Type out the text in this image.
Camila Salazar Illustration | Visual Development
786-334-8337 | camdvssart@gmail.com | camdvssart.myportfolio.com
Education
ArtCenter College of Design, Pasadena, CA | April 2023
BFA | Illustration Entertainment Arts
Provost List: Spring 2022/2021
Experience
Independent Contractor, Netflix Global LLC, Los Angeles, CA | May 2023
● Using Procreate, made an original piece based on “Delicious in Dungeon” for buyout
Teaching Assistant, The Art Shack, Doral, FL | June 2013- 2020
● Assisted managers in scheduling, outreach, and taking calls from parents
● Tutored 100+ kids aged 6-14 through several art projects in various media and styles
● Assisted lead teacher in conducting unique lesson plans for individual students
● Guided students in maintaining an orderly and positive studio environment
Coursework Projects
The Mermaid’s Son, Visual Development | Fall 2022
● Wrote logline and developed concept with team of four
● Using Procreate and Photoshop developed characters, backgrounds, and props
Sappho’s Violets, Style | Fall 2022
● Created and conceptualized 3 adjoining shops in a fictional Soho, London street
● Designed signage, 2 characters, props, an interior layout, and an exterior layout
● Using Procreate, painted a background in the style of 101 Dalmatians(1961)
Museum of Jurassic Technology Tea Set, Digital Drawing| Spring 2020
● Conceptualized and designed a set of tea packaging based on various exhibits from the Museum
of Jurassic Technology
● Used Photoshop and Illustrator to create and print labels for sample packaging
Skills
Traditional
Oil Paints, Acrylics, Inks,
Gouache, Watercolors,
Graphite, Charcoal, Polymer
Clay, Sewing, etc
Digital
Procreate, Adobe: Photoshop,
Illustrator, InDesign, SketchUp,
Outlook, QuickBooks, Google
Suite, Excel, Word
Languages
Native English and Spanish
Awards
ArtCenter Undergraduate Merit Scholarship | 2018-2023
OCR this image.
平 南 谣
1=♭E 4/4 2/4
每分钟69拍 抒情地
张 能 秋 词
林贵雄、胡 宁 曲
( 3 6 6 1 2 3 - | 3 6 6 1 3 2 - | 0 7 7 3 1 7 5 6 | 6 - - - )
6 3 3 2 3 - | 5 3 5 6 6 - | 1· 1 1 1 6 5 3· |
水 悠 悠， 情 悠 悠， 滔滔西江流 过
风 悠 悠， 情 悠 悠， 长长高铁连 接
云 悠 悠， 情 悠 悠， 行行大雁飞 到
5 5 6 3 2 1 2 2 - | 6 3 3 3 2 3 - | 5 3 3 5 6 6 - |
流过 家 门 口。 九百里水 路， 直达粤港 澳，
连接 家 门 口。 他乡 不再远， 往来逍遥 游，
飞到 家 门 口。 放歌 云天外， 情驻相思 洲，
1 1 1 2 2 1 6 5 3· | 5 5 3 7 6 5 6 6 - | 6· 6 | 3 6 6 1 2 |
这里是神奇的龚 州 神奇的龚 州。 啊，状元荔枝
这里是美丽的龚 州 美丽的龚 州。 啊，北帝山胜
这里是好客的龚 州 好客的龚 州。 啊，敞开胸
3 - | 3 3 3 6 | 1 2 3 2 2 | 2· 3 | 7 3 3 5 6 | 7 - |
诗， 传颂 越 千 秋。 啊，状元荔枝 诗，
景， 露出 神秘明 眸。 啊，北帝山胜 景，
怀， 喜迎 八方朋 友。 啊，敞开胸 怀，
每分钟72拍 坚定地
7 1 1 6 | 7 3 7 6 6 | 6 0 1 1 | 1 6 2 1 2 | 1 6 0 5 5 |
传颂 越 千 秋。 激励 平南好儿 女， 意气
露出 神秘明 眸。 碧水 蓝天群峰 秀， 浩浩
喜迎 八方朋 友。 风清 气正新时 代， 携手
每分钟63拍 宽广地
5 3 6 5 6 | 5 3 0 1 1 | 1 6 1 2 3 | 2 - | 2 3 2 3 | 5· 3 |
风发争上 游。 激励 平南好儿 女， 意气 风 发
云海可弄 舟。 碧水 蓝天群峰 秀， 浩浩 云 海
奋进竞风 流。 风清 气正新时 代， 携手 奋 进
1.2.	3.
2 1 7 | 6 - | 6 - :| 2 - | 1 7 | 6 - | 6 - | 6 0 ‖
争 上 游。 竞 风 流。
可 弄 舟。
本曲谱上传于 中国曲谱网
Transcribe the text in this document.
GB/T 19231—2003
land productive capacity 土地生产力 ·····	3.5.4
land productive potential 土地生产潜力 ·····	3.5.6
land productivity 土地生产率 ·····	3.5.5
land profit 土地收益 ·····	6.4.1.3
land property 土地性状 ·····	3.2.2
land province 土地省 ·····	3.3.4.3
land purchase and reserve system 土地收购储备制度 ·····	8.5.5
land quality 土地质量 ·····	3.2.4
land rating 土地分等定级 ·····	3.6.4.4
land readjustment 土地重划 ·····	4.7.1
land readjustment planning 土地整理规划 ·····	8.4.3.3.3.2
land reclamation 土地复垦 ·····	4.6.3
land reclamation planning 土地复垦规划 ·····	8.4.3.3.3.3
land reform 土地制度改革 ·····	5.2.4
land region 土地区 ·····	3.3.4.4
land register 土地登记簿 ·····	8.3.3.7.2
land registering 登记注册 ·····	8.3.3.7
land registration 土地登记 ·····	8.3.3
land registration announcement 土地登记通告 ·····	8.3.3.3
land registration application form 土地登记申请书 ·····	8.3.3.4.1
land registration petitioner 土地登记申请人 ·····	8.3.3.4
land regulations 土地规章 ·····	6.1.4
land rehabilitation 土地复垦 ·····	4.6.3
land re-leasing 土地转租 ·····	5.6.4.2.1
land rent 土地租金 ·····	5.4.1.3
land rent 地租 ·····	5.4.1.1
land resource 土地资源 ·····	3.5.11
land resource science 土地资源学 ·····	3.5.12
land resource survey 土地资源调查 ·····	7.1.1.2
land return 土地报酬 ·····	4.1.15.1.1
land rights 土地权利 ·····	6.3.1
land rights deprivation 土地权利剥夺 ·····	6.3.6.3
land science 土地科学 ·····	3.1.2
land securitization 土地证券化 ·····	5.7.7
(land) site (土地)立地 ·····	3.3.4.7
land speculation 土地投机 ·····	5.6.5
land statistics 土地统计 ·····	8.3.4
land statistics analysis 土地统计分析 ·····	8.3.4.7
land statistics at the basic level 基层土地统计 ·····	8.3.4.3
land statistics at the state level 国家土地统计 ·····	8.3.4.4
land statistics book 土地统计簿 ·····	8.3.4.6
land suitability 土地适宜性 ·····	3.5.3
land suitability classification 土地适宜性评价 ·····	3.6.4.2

_____

● **The exercise**
Reply with nothing except the number of lines in the listing above that include the string "reclamation".

● **Output of the exercise**
2